* [WHAT IS ASKED]
Can you copy out every one of the rows below verbatim, leaving out the pictures?

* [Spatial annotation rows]
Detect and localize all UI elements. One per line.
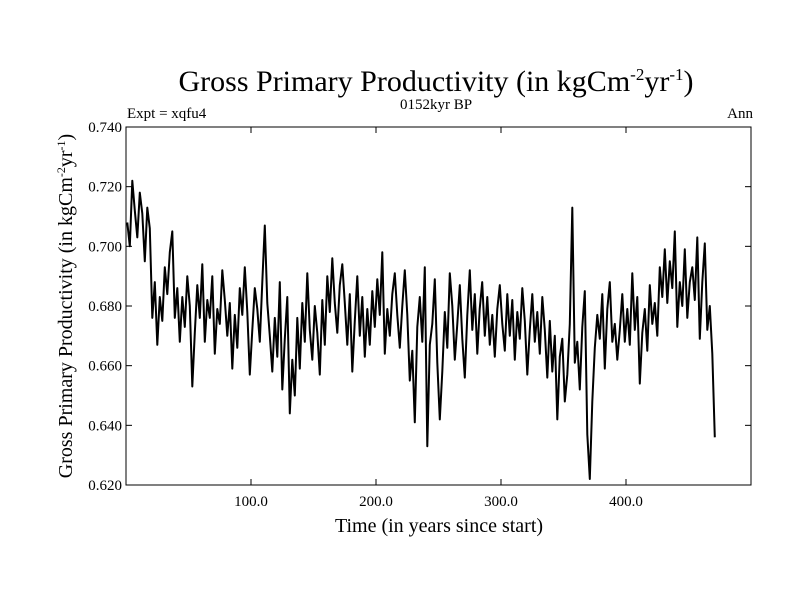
x-axis-ticks: 100.0 200.0 300.0 400.0	[234, 127, 643, 510]
y-tick-label: 0.680	[88, 299, 122, 315]
y-tick-label: 0.620	[88, 478, 122, 494]
x-tick-label: 200.0	[359, 494, 393, 510]
y-tick-label: 0.700	[88, 239, 122, 255]
y-tick-label: 0.740	[88, 120, 122, 136]
x-tick-label: 100.0	[234, 494, 268, 510]
x-tick-label: 300.0	[484, 494, 518, 510]
series-layer	[126, 179, 716, 480]
season-label: Ann	[727, 106, 753, 122]
chart-subtitle: 0152kyr BP	[400, 97, 472, 113]
experiment-label: Expt = xqfu4	[127, 106, 207, 122]
y-axis-label: Gross Primary Productivity (in kgCm-2yr-…	[54, 134, 77, 478]
x-tick-label: 400.0	[609, 494, 643, 510]
y-tick-label: 0.660	[88, 359, 122, 375]
plot-frame	[125, 126, 752, 486]
chart-title: Gross Primary Productivity (in kgCm-2yr-…	[179, 65, 694, 98]
series-line-gpp	[126, 179, 716, 480]
y-tick-label: 0.720	[88, 180, 122, 196]
y-tick-label: 0.640	[88, 418, 122, 434]
x-axis-label: Time (in years since start)	[335, 515, 543, 537]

* [EXPECTED ANSWER]
Detect and localize all UI elements. One per line.
x-axis-ticks: 100.0 200.0 300.0 400.0	[234, 127, 643, 510]
y-tick-label: 0.680	[88, 299, 122, 315]
y-tick-label: 0.620	[88, 478, 122, 494]
x-tick-label: 200.0	[359, 494, 393, 510]
y-tick-label: 0.700	[88, 239, 122, 255]
y-tick-label: 0.740	[88, 120, 122, 136]
x-tick-label: 100.0	[234, 494, 268, 510]
x-tick-label: 300.0	[484, 494, 518, 510]
series-layer	[126, 179, 716, 480]
season-label: Ann	[727, 106, 753, 122]
chart-subtitle: 0152kyr BP	[400, 97, 472, 113]
experiment-label: Expt = xqfu4	[127, 106, 207, 122]
y-axis-label: Gross Primary Productivity (in kgCm-2yr-…	[54, 134, 77, 478]
x-tick-label: 400.0	[609, 494, 643, 510]
y-tick-label: 0.660	[88, 359, 122, 375]
plot-frame	[125, 126, 752, 486]
chart-title: Gross Primary Productivity (in kgCm-2yr-…	[179, 65, 694, 98]
series-line-gpp	[126, 179, 716, 480]
y-tick-label: 0.720	[88, 180, 122, 196]
y-tick-label: 0.640	[88, 418, 122, 434]
x-axis-label: Time (in years since start)	[335, 515, 543, 537]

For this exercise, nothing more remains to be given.